__PROBLEM DESCRIPTION__: From the listing below, extract each line containing the string "nпередачи".
-- MATERIAL SHOWN start --
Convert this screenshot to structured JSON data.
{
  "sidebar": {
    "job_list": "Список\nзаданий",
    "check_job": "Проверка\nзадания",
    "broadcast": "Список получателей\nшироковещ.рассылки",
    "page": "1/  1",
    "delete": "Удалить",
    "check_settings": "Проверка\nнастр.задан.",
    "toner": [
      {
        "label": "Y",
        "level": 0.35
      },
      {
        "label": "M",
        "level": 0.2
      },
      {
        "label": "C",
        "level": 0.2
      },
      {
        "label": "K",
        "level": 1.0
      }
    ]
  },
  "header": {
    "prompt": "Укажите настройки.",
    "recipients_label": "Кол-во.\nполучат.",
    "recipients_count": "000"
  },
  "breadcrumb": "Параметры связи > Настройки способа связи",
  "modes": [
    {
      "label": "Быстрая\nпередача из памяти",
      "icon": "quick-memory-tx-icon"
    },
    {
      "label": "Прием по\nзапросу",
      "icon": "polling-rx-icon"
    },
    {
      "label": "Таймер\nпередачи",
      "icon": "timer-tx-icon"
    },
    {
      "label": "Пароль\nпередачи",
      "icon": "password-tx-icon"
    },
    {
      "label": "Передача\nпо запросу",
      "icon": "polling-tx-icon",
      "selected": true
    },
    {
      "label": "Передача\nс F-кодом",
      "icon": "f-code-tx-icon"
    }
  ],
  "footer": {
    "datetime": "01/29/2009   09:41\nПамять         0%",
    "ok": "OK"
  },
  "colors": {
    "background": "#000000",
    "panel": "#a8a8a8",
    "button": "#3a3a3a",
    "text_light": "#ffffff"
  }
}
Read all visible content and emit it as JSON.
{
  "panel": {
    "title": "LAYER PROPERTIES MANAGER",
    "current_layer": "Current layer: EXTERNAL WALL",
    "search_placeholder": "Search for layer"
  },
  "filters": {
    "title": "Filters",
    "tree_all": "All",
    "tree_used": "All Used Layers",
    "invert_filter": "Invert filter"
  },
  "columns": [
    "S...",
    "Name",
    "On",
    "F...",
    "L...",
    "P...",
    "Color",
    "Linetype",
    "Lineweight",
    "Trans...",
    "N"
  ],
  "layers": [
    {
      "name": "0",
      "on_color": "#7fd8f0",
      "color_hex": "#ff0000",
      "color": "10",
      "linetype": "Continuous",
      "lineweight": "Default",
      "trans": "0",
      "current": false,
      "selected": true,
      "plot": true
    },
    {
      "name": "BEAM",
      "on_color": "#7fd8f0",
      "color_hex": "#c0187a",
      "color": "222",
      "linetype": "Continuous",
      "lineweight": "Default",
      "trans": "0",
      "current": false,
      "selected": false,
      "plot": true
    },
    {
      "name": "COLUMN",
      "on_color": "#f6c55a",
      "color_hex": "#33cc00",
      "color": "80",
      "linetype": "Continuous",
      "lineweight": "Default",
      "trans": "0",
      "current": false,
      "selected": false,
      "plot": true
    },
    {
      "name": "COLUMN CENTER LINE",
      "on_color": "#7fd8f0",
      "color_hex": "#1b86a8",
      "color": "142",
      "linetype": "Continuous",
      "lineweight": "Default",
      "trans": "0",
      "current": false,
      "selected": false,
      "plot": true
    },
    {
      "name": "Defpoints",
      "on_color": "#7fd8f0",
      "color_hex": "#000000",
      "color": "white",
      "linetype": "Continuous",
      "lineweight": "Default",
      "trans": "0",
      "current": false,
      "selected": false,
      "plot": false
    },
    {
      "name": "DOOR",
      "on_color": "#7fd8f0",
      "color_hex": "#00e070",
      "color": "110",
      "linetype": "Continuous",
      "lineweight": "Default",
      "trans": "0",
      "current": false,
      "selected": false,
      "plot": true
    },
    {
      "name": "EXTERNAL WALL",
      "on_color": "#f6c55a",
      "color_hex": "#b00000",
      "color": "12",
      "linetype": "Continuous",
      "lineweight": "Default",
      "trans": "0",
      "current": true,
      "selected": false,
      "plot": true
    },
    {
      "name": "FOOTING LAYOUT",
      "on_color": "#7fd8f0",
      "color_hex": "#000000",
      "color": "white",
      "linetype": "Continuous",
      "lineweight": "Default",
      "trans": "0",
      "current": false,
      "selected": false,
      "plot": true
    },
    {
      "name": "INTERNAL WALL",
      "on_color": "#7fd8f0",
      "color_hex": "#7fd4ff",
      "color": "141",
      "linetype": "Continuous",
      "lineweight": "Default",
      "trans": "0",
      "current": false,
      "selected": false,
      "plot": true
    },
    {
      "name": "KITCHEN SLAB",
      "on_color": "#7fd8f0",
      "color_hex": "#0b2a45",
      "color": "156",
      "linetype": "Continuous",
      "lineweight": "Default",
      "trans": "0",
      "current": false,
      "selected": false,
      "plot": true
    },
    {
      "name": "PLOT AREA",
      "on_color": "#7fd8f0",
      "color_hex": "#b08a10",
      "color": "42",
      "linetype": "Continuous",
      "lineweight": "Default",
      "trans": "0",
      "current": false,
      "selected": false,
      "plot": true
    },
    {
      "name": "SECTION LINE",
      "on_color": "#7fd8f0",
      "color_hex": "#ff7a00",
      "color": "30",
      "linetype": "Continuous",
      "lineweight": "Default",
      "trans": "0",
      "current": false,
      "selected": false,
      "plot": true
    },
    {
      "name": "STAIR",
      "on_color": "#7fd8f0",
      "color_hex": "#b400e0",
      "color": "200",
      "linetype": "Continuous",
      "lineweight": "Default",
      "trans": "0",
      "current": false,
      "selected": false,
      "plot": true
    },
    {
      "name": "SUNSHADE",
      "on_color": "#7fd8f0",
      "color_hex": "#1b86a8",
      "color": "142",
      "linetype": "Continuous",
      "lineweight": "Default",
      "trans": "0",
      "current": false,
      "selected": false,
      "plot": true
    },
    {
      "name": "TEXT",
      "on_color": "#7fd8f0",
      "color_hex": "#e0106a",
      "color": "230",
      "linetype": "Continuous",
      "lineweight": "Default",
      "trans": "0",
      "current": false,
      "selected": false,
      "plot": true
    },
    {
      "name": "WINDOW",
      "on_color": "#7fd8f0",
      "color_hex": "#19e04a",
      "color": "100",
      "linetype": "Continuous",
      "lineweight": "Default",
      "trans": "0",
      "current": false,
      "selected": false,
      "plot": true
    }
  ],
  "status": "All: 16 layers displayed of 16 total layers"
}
-- MATERIAL SHOWN end --
__ANSWER TO THIS PROBLEM__:
      "label": "Таймер\nпередачи",
      "label": "Пароль\nпередачи",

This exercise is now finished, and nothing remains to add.